Exercise passage:
Bosses fear doctors won't do breast screening due to fears over litigation
There is a "significant risk" that doctors won't work in Ireland's breast cancer screening service due to fears over being sued for "false negative" results.
The warning comes in a briefing prepared for new HSE boss Paul Reid, which also outlines how the National Screening Service is managing "critical issues" arising from the CervicalCheck crisis.
The HSE's national director for the screening service, Damien McCallion, outlined the main areas of responsibility - including BreastCheck, the National Bowel Screening Programme, and CervicalCheck.
The briefing document contains a section on legal issues the National Screening Service is dealing with. So-called "false negatives" - where a negative test result turns out to have abnormalities on a later review - are said to be "an inherent part of breast screening".
The briefing says: "BreastCheck has seen an increase in requests for individual cancer patient reviews and consequently legal requests.
"The clinicians involved are concerned at the lack of understanding on breast screening and 'false negatives' and there is a significant risk that clinicians will opt not to work in breast-screening going forward due to the litigation risks."
Elsewhere in the document, the aim of the BreastCheck service is summarised as "to provide an effective screening service to the highest possible quality, so that the maximum number of breast cancers can be detected at the earliest possible stage".
Separately, the briefing says that "the current critical issues being managed by the National Screening Service arise from the crisis in CervicalCheck in April 2018".

[Document layout detection rows]

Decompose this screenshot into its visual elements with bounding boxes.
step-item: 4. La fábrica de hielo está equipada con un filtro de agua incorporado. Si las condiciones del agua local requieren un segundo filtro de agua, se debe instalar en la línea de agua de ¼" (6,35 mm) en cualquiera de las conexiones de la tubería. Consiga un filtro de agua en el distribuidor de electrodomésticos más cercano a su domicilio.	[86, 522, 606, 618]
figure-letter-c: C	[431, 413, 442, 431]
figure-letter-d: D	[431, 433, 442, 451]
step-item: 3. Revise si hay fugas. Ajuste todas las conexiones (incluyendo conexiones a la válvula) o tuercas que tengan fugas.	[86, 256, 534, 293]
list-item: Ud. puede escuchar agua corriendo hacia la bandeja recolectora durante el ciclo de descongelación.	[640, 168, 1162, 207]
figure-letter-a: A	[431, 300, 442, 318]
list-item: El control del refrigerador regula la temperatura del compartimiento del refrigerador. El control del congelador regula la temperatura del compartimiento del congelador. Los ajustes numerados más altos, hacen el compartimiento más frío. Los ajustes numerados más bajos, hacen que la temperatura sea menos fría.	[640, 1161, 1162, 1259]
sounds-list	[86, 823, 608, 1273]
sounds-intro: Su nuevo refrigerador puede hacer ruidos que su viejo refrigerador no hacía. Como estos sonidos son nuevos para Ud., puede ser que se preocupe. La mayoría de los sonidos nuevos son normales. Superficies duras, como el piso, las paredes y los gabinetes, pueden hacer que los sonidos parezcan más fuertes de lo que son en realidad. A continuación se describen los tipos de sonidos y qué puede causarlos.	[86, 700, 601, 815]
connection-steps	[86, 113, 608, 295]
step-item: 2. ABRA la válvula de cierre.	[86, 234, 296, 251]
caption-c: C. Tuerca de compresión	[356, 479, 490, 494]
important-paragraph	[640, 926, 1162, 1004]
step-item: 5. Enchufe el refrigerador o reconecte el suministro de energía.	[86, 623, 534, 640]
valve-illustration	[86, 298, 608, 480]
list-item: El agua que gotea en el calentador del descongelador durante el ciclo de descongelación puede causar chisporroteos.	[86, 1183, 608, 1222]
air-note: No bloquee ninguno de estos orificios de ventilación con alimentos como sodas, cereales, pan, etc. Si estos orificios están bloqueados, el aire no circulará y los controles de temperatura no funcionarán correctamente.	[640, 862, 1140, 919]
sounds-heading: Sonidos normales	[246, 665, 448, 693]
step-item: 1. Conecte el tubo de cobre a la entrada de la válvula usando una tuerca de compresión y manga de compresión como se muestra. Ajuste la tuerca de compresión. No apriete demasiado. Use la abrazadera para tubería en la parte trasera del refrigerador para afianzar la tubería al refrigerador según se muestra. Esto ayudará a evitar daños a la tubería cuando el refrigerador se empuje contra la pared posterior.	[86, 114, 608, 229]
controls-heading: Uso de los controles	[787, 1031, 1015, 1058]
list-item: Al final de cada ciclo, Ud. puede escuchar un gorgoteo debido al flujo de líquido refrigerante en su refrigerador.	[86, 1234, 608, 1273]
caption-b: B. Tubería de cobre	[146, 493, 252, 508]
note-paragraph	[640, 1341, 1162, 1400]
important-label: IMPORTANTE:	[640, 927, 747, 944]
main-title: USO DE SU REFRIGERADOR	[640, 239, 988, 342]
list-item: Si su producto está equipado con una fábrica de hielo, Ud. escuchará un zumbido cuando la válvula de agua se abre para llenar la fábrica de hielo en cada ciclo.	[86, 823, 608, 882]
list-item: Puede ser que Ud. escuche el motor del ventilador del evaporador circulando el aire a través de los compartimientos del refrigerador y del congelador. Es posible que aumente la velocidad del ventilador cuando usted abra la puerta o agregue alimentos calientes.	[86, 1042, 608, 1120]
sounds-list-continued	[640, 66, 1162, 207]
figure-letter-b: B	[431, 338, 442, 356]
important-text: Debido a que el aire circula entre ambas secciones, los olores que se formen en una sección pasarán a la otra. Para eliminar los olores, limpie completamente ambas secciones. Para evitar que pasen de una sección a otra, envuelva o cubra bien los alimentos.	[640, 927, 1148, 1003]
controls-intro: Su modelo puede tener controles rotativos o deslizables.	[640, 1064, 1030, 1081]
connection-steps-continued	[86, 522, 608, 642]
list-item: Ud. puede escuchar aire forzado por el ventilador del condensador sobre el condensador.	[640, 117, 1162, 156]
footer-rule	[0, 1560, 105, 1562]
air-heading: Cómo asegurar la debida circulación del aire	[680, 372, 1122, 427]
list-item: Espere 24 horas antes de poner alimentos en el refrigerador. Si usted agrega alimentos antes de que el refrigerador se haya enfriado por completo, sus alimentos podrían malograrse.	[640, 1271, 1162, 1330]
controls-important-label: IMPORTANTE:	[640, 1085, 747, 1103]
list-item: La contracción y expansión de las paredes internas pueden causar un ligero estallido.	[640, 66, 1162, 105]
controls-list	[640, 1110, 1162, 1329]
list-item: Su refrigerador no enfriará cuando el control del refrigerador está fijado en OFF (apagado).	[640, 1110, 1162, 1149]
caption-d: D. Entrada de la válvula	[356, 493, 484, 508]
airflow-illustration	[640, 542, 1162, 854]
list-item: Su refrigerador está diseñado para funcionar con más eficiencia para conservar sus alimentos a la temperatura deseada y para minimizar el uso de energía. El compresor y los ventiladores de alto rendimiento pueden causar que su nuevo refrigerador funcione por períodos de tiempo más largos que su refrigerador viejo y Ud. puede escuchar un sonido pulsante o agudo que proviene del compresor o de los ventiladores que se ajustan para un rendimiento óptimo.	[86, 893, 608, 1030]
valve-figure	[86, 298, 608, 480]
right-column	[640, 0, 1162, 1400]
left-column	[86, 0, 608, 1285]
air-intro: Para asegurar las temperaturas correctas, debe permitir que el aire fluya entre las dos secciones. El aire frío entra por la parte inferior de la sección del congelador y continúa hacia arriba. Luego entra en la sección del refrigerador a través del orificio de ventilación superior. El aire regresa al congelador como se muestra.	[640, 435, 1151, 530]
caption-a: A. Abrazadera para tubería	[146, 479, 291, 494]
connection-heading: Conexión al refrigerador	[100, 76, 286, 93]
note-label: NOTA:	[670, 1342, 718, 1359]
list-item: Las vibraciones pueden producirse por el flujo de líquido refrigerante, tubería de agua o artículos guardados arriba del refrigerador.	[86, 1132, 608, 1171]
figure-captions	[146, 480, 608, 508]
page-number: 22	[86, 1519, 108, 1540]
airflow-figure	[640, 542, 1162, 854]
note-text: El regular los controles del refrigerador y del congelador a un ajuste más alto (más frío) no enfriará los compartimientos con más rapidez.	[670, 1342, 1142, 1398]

Tasks to carry out:
1 > In the article on doctors' fears over breast screening litigation, who is the HSE's national director for the screening service?
2 > Continue the article on doctors' fears over breast screening litigation, picking up after its final sentence.

Task-by-task answers:
1 > Damien McCallion

2 >
"Following a court settlement with a cervical cancer patient, it became apparent that a large number of women included in a CervicalCheck audit had not had their audit results disclosed to them as intended," it adds.
The scandal was first revealed due to a legal action taken by Limerick mum-of-two Vicky Phelan.
The briefing for Mr Reid details a series of issues being "managed and supported".
Among the items listed are supports for women and their families, including the group of more than 220 affected by the audit.
Also mentioned is the independent review of test slides for women diagnosed with cervical cancer being carried out by the Royal College of Obstetrics and Gynaecology. What's described as "a very sensitive disclosure process", where the women will be told of the results of the review, is to be undertaken around August this year.
Mr McCallion's report also outlines how Health Minister Simon Harris announced a scheme to enable women to take their legal cases relating to cervical screening through a confidential screening process rather than to court.
Legislation was being drafted to allow this to happen by the end of the year.